(Data items)
>> Start

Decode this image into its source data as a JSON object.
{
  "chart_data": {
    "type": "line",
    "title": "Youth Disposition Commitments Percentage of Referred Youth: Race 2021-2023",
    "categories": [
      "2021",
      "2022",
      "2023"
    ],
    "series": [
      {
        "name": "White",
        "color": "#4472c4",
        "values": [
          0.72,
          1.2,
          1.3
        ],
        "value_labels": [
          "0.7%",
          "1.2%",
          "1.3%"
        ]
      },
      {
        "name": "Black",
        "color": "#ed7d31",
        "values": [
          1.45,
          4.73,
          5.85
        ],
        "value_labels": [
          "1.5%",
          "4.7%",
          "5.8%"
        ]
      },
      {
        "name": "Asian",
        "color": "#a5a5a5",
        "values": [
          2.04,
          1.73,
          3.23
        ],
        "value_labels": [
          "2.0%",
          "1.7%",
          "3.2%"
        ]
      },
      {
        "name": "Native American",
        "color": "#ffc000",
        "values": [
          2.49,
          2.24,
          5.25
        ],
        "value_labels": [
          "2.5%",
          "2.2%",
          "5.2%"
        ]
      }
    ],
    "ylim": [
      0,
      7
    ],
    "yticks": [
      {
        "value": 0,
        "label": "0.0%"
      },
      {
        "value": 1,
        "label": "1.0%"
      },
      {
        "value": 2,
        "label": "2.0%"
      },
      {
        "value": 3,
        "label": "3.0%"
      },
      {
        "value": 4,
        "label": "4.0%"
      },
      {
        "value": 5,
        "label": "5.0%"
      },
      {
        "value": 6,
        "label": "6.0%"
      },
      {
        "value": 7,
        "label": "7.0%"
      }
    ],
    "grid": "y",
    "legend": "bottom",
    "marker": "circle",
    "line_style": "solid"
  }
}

>> End

■ Exercise directions
Your task is to quote all of the data word for word.

■ Task output
Decode this image into its source data as a JSON object.
{
  "chart_data": {
    "type": "line",
    "title": "Youth Disposition Commitments Percentage of Referred Youth: Race 2021-2023",
    "categories": [
      "2021",
      "2022",
      "2023"
    ],
    "series": [
      {
        "name": "White",
        "color": "#4472c4",
        "values": [
          0.72,
          1.2,
          1.3
        ],
        "value_labels": [
          "0.7%",
          "1.2%",
          "1.3%"
        ]
      },
      {
        "name": "Black",
        "color": "#ed7d31",
        "values": [
          1.45,
          4.73,
          5.85
        ],
        "value_labels": [
          "1.5%",
          "4.7%",
          "5.8%"
        ]
      },
      {
        "name": "Asian",
        "color": "#a5a5a5",
        "values": [
          2.04,
          1.73,
          3.23
        ],
        "value_labels": [
          "2.0%",
          "1.7%",
          "3.2%"
        ]
      },
      {
        "name": "Native American",
        "color": "#ffc000",
        "values": [
          2.49,
          2.24,
          5.25
        ],
        "value_labels": [
          "2.5%",
          "2.2%",
          "5.2%"
        ]
      }
    ],
    "ylim": [
      0,
      7
    ],
    "yticks": [
      {
        "value": 0,
        "label": "0.0%"
      },
      {
        "value": 1,
        "label": "1.0%"
      },
      {
        "value": 2,
        "label": "2.0%"
      },
      {
        "value": 3,
        "label": "3.0%"
      },
      {
        "value": 4,
        "label": "4.0%"
      },
      {
        "value": 5,
        "label": "5.0%"
      },
      {
        "value": 6,
        "label": "6.0%"
      },
      {
        "value": 7,
        "label": "7.0%"
      }
    ],
    "grid": "y",
    "legend": "bottom",
    "marker": "circle",
    "line_style": "solid"
  }
}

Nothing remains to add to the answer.